• _WHAT THE TASK REQUIRES_
Would you return the complete listing below word for word?
··· SUPPLIED DATA ···
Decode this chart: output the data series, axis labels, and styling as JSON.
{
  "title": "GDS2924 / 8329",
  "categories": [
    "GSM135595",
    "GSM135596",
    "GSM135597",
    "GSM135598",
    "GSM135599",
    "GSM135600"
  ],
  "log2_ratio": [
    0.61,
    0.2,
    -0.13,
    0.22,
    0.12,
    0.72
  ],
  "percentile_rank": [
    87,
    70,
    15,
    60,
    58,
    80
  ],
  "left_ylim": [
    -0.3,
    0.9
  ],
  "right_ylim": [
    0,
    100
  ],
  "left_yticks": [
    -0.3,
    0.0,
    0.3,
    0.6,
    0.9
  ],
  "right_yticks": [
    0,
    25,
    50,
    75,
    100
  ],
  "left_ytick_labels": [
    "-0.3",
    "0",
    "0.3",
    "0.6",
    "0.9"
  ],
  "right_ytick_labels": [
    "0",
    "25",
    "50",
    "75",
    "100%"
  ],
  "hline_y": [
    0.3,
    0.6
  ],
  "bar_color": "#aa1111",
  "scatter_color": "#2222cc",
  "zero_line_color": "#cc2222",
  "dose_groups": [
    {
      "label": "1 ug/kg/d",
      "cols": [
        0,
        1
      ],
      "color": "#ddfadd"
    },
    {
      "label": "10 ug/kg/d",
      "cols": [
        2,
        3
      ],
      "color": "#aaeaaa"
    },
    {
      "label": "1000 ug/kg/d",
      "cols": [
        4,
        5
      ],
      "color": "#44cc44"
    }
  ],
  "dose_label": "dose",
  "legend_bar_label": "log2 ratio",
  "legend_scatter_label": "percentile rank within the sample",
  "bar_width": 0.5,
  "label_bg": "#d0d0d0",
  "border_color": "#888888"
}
···
• _TASK OUTPUT_
Decode this chart: output the data series, axis labels, and styling as JSON.
{
  "title": "GDS2924 / 8329",
  "categories": [
    "GSM135595",
    "GSM135596",
    "GSM135597",
    "GSM135598",
    "GSM135599",
    "GSM135600"
  ],
  "log2_ratio": [
    0.61,
    0.2,
    -0.13,
    0.22,
    0.12,
    0.72
  ],
  "percentile_rank": [
    87,
    70,
    15,
    60,
    58,
    80
  ],
  "left_ylim": [
    -0.3,
    0.9
  ],
  "right_ylim": [
    0,
    100
  ],
  "left_yticks": [
    -0.3,
    0.0,
    0.3,
    0.6,
    0.9
  ],
  "right_yticks": [
    0,
    25,
    50,
    75,
    100
  ],
  "left_ytick_labels": [
    "-0.3",
    "0",
    "0.3",
    "0.6",
    "0.9"
  ],
  "right_ytick_labels": [
    "0",
    "25",
    "50",
    "75",
    "100%"
  ],
  "hline_y": [
    0.3,
    0.6
  ],
  "bar_color": "#aa1111",
  "scatter_color": "#2222cc",
  "zero_line_color": "#cc2222",
  "dose_groups": [
    {
      "label": "1 ug/kg/d",
      "cols": [
        0,
        1
      ],
      "color": "#ddfadd"
    },
    {
      "label": "10 ug/kg/d",
      "cols": [
        2,
        3
      ],
      "color": "#aaeaaa"
    },
    {
      "label": "1000 ug/kg/d",
      "cols": [
        4,
        5
      ],
      "color": "#44cc44"
    }
  ],
  "dose_label": "dose",
  "legend_bar_label": "log2 ratio",
  "legend_scatter_label": "percentile rank within the sample",
  "bar_width": 0.5,
  "label_bg": "#d0d0d0",
  "border_color": "#888888"
}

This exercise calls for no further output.